» **Required task**
Show each line of the data below that has the string "title" in it.

» **Extracted material**
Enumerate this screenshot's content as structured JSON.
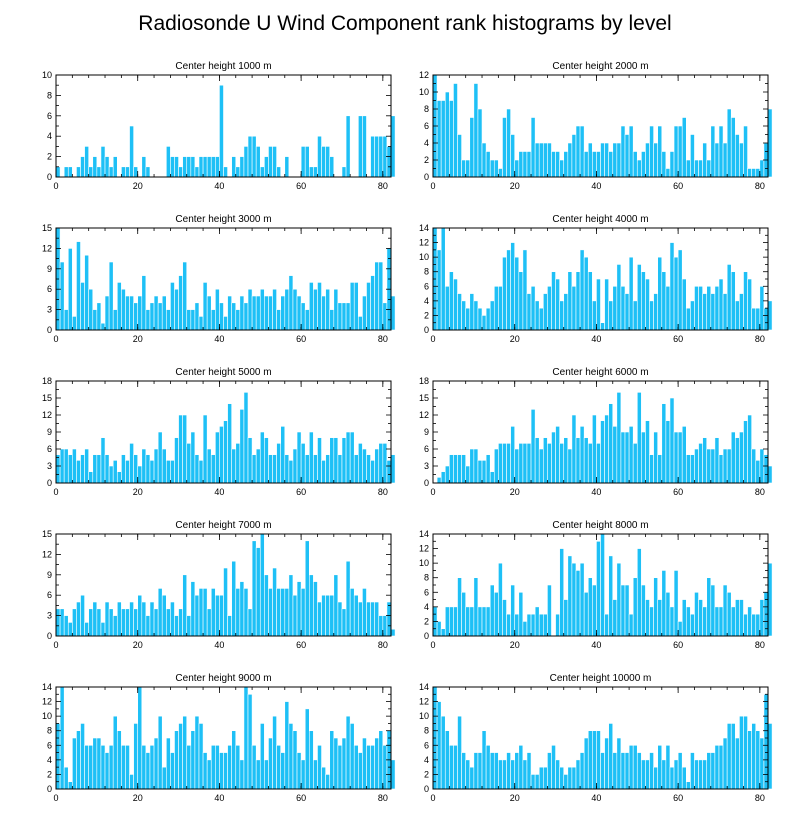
{
  "figure": {
    "title": "Radiosonde U Wind Component rank histograms by level",
    "bar_color": "#1ec0f6",
    "bar_edge_color": "#ffffff"
  },
  "chart_data": [
    {
      "type": "bar",
      "title": "Center height 1000 m",
      "xlim": [
        0,
        82
      ],
      "ylim": [
        0,
        10
      ],
      "xticks": [
        0,
        20,
        40,
        60,
        80
      ],
      "yticks": [
        0,
        2,
        4,
        6,
        8,
        10
      ],
      "values": [
        1,
        0,
        1,
        1,
        0,
        1,
        2,
        3,
        1,
        2,
        1,
        3,
        2,
        1,
        2,
        0,
        1,
        1,
        5,
        1,
        0,
        2,
        1,
        0,
        0,
        0,
        0,
        3,
        2,
        2,
        1,
        2,
        2,
        2,
        1,
        2,
        2,
        2,
        2,
        2,
        9,
        1,
        0,
        2,
        1,
        2,
        3,
        4,
        4,
        3,
        1,
        2,
        3,
        3,
        1,
        0,
        2,
        0,
        0,
        0,
        3,
        3,
        1,
        1,
        4,
        3,
        3,
        2,
        0,
        0,
        1,
        6,
        0,
        0,
        6,
        6,
        0,
        4,
        4,
        4,
        4,
        3,
        6
      ]
    },
    {
      "type": "bar",
      "title": "Center height 2000 m",
      "xlim": [
        0,
        82
      ],
      "ylim": [
        0,
        12
      ],
      "xticks": [
        0,
        20,
        40,
        60,
        80
      ],
      "yticks": [
        0,
        2,
        4,
        6,
        8,
        10,
        12
      ],
      "values": [
        12,
        9,
        9,
        10,
        9,
        11,
        5,
        2,
        2,
        7,
        11,
        8,
        4,
        3,
        2,
        2,
        1,
        7,
        8,
        5,
        2,
        3,
        3,
        3,
        7,
        4,
        4,
        4,
        4,
        3,
        3,
        2,
        3,
        4,
        5,
        6,
        6,
        3,
        4,
        3,
        3,
        4,
        4,
        3,
        4,
        4,
        6,
        5,
        6,
        3,
        2,
        3,
        4,
        6,
        4,
        6,
        3,
        1,
        3,
        6,
        6,
        7,
        2,
        5,
        2,
        2,
        4,
        2,
        6,
        4,
        6,
        4,
        8,
        7,
        5,
        4,
        6,
        1,
        1,
        1,
        2,
        4,
        8
      ]
    },
    {
      "type": "bar",
      "title": "Center height 3000 m",
      "xlim": [
        0,
        82
      ],
      "ylim": [
        0,
        15
      ],
      "xticks": [
        0,
        20,
        40,
        60,
        80
      ],
      "yticks": [
        0,
        3,
        6,
        9,
        12,
        15
      ],
      "values": [
        15,
        10,
        3,
        12,
        2,
        13,
        7,
        11,
        6,
        3,
        4,
        1,
        5,
        10,
        3,
        7,
        6,
        5,
        5,
        4,
        5,
        8,
        3,
        4,
        5,
        4,
        5,
        3,
        7,
        6,
        8,
        10,
        3,
        3,
        4,
        2,
        7,
        5,
        3,
        6,
        4,
        2,
        5,
        4,
        3,
        5,
        4,
        6,
        5,
        5,
        6,
        5,
        5,
        6,
        3,
        5,
        6,
        8,
        6,
        5,
        4,
        3,
        7,
        6,
        7,
        5,
        6,
        3,
        6,
        4,
        4,
        4,
        7,
        7,
        2,
        5,
        7,
        8,
        10,
        10,
        4,
        12,
        5
      ]
    },
    {
      "type": "bar",
      "title": "Center height 4000 m",
      "xlim": [
        0,
        82
      ],
      "ylim": [
        0,
        14
      ],
      "xticks": [
        0,
        20,
        40,
        60,
        80
      ],
      "yticks": [
        0,
        2,
        4,
        6,
        8,
        10,
        12,
        14
      ],
      "values": [
        14,
        11,
        14,
        6,
        8,
        7,
        5,
        4,
        3,
        5,
        4,
        3,
        2,
        3,
        4,
        6,
        6,
        10,
        11,
        12,
        10,
        8,
        11,
        5,
        6,
        4,
        3,
        5,
        6,
        8,
        7,
        4,
        5,
        8,
        6,
        8,
        11,
        10,
        8,
        4,
        7,
        1,
        7,
        4,
        6,
        9,
        6,
        5,
        10,
        4,
        9,
        8,
        7,
        4,
        5,
        10,
        8,
        6,
        12,
        10,
        11,
        7,
        3,
        4,
        6,
        6,
        5,
        6,
        5,
        6,
        7,
        5,
        9,
        8,
        4,
        5,
        8,
        7,
        3,
        3,
        6,
        3,
        4
      ]
    },
    {
      "type": "bar",
      "title": "Center height 5000 m",
      "xlim": [
        0,
        82
      ],
      "ylim": [
        0,
        18
      ],
      "xticks": [
        0,
        20,
        40,
        60,
        80
      ],
      "yticks": [
        0,
        3,
        6,
        9,
        12,
        15,
        18
      ],
      "values": [
        5,
        6,
        6,
        5,
        6,
        4,
        5,
        6,
        2,
        5,
        5,
        8,
        5,
        3,
        4,
        2,
        5,
        4,
        7,
        5,
        3,
        6,
        5,
        4,
        6,
        9,
        6,
        4,
        4,
        8,
        12,
        12,
        7,
        9,
        5,
        4,
        12,
        6,
        5,
        9,
        10,
        11,
        14,
        6,
        7,
        13,
        16,
        8,
        5,
        6,
        9,
        8,
        5,
        5,
        7,
        10,
        5,
        4,
        6,
        9,
        7,
        5,
        9,
        5,
        8,
        4,
        5,
        8,
        8,
        5,
        8,
        9,
        9,
        5,
        7,
        6,
        5,
        4,
        6,
        7,
        7,
        4,
        5
      ]
    },
    {
      "type": "bar",
      "title": "Center height 6000 m",
      "xlim": [
        0,
        82
      ],
      "ylim": [
        0,
        18
      ],
      "xticks": [
        0,
        20,
        40,
        60,
        80
      ],
      "yticks": [
        0,
        3,
        6,
        9,
        12,
        15,
        18
      ],
      "values": [
        0,
        1,
        2,
        3,
        5,
        5,
        5,
        5,
        3,
        6,
        6,
        4,
        4,
        5,
        2,
        6,
        7,
        7,
        7,
        10,
        6,
        7,
        7,
        7,
        13,
        8,
        6,
        8,
        7,
        9,
        10,
        7,
        8,
        6,
        12,
        8,
        10,
        8,
        7,
        12,
        7,
        11,
        12,
        14,
        10,
        16,
        9,
        9,
        10,
        7,
        16,
        9,
        11,
        5,
        9,
        5,
        14,
        11,
        15,
        9,
        9,
        10,
        5,
        5,
        6,
        7,
        8,
        6,
        6,
        8,
        5,
        6,
        6,
        9,
        8,
        9,
        11,
        12,
        6,
        4,
        6,
        5,
        3
      ]
    },
    {
      "type": "bar",
      "title": "Center height 7000 m",
      "xlim": [
        0,
        82
      ],
      "ylim": [
        0,
        15
      ],
      "xticks": [
        0,
        20,
        40,
        60,
        80
      ],
      "yticks": [
        0,
        3,
        6,
        9,
        12,
        15
      ],
      "values": [
        4,
        4,
        3,
        2,
        4,
        5,
        6,
        2,
        4,
        5,
        4,
        2,
        5,
        4,
        3,
        5,
        4,
        4,
        5,
        4,
        6,
        5,
        3,
        5,
        4,
        7,
        6,
        4,
        5,
        3,
        4,
        9,
        3,
        8,
        6,
        7,
        7,
        4,
        7,
        6,
        6,
        10,
        3,
        11,
        7,
        8,
        7,
        4,
        14,
        13,
        15,
        9,
        7,
        10,
        7,
        7,
        7,
        9,
        6,
        8,
        7,
        14,
        9,
        8,
        5,
        6,
        6,
        6,
        9,
        5,
        4,
        11,
        7,
        6,
        5,
        7,
        5,
        5,
        5,
        3,
        3,
        5,
        1
      ]
    },
    {
      "type": "bar",
      "title": "Center height 8000 m",
      "xlim": [
        0,
        82
      ],
      "ylim": [
        0,
        14
      ],
      "xticks": [
        0,
        20,
        40,
        60,
        80
      ],
      "yticks": [
        0,
        2,
        4,
        6,
        8,
        10,
        12,
        14
      ],
      "values": [
        4,
        2,
        1,
        4,
        4,
        4,
        8,
        6,
        4,
        4,
        8,
        4,
        4,
        4,
        7,
        6,
        10,
        5,
        3,
        7,
        3,
        6,
        2,
        3,
        3,
        4,
        3,
        3,
        7,
        0,
        3,
        12,
        5,
        11,
        10,
        9,
        10,
        6,
        8,
        7,
        13,
        14,
        3,
        11,
        5,
        10,
        7,
        7,
        3,
        8,
        12,
        7,
        5,
        4,
        8,
        5,
        9,
        6,
        4,
        9,
        2,
        5,
        4,
        3,
        6,
        5,
        4,
        8,
        7,
        4,
        4,
        7,
        6,
        4,
        5,
        5,
        3,
        4,
        3,
        3,
        5,
        6,
        10
      ]
    },
    {
      "type": "bar",
      "title": "Center height 9000 m",
      "xlim": [
        0,
        82
      ],
      "ylim": [
        0,
        14
      ],
      "xticks": [
        0,
        20,
        40,
        60,
        80
      ],
      "yticks": [
        0,
        2,
        4,
        6,
        8,
        10,
        12,
        14
      ],
      "values": [
        9,
        14,
        3,
        1,
        7,
        8,
        9,
        6,
        6,
        7,
        7,
        6,
        5,
        6,
        10,
        8,
        6,
        6,
        2,
        9,
        14,
        6,
        5,
        6,
        7,
        10,
        3,
        7,
        5,
        8,
        9,
        10,
        6,
        8,
        10,
        9,
        5,
        4,
        6,
        6,
        5,
        5,
        6,
        8,
        6,
        4,
        14,
        13,
        6,
        4,
        9,
        4,
        7,
        10,
        6,
        5,
        12,
        9,
        8,
        5,
        4,
        11,
        8,
        4,
        6,
        3,
        2,
        8,
        7,
        6,
        7,
        10,
        9,
        6,
        5,
        7,
        6,
        6,
        7,
        8,
        6,
        8,
        4
      ]
    },
    {
      "type": "bar",
      "title": "Center height 10000 m",
      "xlim": [
        0,
        82
      ],
      "ylim": [
        0,
        14
      ],
      "xticks": [
        0,
        20,
        40,
        60,
        80
      ],
      "yticks": [
        0,
        2,
        4,
        6,
        8,
        10,
        12,
        14
      ],
      "values": [
        14,
        12,
        10,
        8,
        6,
        6,
        10,
        5,
        4,
        3,
        5,
        5,
        8,
        6,
        5,
        5,
        4,
        4,
        5,
        4,
        5,
        6,
        4,
        5,
        2,
        2,
        3,
        3,
        5,
        6,
        4,
        3,
        2,
        3,
        3,
        4,
        5,
        7,
        8,
        8,
        8,
        5,
        7,
        9,
        5,
        7,
        5,
        5,
        6,
        6,
        5,
        4,
        4,
        5,
        3,
        6,
        4,
        6,
        3,
        4,
        5,
        3,
        1,
        5,
        4,
        4,
        4,
        5,
        5,
        6,
        6,
        7,
        9,
        9,
        7,
        10,
        10,
        8,
        9,
        8,
        7,
        13,
        9
      ]
    }
  ]
}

» **Completed task**
    "title": "Radiosonde U Wind Component rank histograms by level",
      "title": "Center height 1000 m",
      "title": "Center height 2000 m",
      "title": "Center height 3000 m",
      "title": "Center height 4000 m",
      "title": "Center height 5000 m",
      "title": "Center height 6000 m",
      "title": "Center height 7000 m",
      "title": "Center height 8000 m",
      "title": "Center height 9000 m",
      "title": "Center height 10000 m",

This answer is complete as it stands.